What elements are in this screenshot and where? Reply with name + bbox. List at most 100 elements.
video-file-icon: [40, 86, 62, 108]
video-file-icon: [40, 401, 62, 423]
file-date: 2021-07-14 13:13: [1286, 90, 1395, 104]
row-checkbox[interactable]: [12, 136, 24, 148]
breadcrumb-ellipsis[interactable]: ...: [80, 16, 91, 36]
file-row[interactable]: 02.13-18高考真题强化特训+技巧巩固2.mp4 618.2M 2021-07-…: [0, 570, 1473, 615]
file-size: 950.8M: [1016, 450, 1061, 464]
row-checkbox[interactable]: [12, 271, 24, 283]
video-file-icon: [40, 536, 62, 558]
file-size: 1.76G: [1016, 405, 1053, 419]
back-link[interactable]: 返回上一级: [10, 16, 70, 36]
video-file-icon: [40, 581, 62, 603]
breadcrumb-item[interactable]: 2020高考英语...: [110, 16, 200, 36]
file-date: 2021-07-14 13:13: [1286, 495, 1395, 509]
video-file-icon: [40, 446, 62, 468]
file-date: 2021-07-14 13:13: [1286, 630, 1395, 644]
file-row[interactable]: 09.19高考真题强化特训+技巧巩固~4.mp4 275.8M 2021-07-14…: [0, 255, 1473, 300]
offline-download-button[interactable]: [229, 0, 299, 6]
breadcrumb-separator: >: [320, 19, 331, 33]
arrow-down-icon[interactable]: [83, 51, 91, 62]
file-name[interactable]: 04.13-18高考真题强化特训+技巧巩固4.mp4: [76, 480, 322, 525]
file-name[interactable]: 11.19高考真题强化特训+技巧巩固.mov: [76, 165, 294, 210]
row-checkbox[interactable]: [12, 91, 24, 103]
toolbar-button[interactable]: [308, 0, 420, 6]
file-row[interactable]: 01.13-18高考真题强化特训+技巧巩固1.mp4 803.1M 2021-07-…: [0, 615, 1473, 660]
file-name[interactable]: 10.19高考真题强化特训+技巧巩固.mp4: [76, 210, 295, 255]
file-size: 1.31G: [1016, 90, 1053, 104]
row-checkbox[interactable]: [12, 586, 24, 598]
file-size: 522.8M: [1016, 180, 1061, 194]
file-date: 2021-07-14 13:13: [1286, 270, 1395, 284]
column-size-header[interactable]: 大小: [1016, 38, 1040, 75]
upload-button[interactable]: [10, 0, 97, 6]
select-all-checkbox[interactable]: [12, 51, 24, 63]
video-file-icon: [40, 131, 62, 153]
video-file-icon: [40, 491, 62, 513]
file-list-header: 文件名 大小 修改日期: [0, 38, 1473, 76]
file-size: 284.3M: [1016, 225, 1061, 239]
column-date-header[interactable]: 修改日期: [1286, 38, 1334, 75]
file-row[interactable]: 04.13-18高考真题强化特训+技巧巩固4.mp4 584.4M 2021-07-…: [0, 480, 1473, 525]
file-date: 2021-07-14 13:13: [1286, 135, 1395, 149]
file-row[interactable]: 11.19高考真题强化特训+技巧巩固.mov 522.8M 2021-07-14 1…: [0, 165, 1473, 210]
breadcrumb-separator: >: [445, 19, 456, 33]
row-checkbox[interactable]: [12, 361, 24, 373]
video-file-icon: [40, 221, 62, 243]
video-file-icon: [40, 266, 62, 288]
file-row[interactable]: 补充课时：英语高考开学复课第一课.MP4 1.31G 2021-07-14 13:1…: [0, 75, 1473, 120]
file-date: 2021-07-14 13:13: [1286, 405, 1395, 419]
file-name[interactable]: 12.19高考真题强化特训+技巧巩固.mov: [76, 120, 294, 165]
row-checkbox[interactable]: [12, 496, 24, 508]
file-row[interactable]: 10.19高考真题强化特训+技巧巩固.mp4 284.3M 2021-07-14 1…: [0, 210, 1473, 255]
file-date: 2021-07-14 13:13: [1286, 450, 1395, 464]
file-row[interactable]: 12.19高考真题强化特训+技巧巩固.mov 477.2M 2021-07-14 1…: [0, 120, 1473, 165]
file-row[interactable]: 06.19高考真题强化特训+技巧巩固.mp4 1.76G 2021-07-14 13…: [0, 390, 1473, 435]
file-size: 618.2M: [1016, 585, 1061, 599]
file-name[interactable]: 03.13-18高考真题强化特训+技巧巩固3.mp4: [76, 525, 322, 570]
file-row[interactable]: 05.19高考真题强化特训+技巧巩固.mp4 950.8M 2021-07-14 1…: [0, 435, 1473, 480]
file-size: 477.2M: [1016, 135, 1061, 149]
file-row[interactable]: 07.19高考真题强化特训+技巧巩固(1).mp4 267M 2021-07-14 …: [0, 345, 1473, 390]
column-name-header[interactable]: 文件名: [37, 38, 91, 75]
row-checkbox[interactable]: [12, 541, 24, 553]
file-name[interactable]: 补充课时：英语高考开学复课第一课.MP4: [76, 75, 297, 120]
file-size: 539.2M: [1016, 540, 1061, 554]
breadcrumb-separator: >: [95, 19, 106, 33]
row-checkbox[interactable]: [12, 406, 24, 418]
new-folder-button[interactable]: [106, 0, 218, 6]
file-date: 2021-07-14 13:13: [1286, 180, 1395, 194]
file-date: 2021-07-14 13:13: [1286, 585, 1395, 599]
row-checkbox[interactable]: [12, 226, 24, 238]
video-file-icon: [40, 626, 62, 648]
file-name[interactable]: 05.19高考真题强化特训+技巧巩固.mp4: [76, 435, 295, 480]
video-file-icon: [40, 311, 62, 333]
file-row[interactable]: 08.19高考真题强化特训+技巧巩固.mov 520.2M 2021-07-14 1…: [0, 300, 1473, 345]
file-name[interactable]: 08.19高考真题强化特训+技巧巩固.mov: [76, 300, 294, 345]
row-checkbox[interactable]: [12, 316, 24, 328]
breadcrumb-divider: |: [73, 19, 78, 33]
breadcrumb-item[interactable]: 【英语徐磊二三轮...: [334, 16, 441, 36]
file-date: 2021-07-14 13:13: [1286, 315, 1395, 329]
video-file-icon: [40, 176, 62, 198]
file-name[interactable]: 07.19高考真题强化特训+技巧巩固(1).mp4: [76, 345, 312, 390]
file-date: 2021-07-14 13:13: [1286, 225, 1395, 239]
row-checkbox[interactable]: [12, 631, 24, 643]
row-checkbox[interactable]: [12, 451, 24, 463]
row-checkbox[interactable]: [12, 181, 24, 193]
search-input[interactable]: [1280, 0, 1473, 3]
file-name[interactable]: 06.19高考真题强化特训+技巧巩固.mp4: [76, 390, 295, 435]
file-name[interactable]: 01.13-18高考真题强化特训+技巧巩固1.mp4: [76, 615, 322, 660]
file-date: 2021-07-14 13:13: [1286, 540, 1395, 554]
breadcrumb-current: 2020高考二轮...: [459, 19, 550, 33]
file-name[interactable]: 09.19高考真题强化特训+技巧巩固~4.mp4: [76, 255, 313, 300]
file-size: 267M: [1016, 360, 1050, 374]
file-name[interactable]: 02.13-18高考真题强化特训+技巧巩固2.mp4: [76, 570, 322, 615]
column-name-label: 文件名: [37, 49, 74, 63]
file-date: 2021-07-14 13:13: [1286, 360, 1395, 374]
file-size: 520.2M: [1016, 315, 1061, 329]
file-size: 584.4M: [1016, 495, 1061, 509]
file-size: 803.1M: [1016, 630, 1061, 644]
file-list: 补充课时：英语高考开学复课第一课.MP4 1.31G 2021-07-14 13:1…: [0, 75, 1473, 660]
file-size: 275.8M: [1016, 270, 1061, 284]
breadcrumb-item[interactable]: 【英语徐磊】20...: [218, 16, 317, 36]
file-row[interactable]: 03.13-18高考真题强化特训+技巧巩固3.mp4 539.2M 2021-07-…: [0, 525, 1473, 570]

= = = = =

Challenge —
Please pull out the data from its first line through the line that contains "breadcrumb-item[interactable]: 2020高考英语...: [110, 16, 200, 36]", both included, and reproduce each of those lines unchanged.

Exercise result —
What elements are in this screenshot and where? Reply with name + bbox. List at most 100 elements.
video-file-icon: [40, 86, 62, 108]
video-file-icon: [40, 401, 62, 423]
file-date: 2021-07-14 13:13: [1286, 90, 1395, 104]
row-checkbox[interactable]: [12, 136, 24, 148]
breadcrumb-ellipsis[interactable]: ...: [80, 16, 91, 36]
file-row[interactable]: 02.13-18高考真题强化特训+技巧巩固2.mp4 618.2M 2021-07-…: [0, 570, 1473, 615]
file-size: 950.8M: [1016, 450, 1061, 464]
row-checkbox[interactable]: [12, 271, 24, 283]
video-file-icon: [40, 536, 62, 558]
file-size: 1.76G: [1016, 405, 1053, 419]
back-link[interactable]: 返回上一级: [10, 16, 70, 36]
video-file-icon: [40, 581, 62, 603]
breadcrumb-item[interactable]: 2020高考英语...: [110, 16, 200, 36]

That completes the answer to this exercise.